GIVEN EXERCISE: In the following material, identify every line holding the string "arrow" and return it.

SUPPLIED MATERIAL:
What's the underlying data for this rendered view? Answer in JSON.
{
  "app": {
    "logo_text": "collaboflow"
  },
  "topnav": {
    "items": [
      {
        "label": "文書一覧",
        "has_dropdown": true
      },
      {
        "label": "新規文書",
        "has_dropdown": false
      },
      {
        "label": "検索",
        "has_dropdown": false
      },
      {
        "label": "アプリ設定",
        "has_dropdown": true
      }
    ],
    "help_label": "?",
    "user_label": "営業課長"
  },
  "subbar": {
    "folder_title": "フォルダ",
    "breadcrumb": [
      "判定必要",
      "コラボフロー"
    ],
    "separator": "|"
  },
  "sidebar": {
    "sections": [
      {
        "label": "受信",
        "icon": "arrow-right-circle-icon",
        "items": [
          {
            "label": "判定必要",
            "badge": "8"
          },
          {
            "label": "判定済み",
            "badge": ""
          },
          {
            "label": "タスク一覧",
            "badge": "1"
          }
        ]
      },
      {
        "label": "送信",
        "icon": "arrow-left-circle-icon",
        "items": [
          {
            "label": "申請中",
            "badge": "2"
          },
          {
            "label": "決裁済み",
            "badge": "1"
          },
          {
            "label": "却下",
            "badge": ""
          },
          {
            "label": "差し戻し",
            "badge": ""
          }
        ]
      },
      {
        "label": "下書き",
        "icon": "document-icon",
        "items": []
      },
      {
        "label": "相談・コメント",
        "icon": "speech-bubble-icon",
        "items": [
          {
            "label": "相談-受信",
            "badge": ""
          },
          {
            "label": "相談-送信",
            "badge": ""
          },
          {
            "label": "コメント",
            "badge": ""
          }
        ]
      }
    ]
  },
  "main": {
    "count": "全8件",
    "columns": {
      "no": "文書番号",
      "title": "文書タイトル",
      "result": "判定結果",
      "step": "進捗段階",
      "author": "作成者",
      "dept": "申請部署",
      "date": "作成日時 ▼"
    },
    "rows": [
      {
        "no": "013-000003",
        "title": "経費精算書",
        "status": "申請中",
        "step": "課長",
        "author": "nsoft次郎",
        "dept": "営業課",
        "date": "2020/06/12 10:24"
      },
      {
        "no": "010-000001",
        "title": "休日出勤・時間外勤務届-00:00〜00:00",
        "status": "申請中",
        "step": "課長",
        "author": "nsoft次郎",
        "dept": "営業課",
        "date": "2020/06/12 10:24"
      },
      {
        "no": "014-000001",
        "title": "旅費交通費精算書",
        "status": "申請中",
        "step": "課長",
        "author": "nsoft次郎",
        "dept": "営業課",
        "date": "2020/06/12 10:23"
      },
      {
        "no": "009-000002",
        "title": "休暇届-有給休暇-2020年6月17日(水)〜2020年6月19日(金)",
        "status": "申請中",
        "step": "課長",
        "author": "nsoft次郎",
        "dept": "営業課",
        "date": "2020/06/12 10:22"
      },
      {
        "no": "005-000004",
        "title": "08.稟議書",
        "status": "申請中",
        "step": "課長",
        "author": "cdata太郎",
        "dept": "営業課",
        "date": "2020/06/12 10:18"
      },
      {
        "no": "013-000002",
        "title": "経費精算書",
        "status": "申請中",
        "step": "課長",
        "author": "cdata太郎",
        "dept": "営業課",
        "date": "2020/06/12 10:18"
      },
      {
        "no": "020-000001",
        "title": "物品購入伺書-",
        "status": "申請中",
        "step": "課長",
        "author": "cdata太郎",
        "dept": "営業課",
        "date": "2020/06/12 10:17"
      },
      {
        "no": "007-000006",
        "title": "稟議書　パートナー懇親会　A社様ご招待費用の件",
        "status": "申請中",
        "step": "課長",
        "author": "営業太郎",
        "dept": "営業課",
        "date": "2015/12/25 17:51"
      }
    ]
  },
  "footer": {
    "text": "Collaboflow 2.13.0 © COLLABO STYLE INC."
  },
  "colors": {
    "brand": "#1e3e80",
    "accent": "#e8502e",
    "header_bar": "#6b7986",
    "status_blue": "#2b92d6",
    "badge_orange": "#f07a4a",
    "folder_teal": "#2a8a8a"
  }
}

THE COMPLETED TASK:
        "icon": "arrow-right-circle-icon",
        "icon": "arrow-left-circle-icon",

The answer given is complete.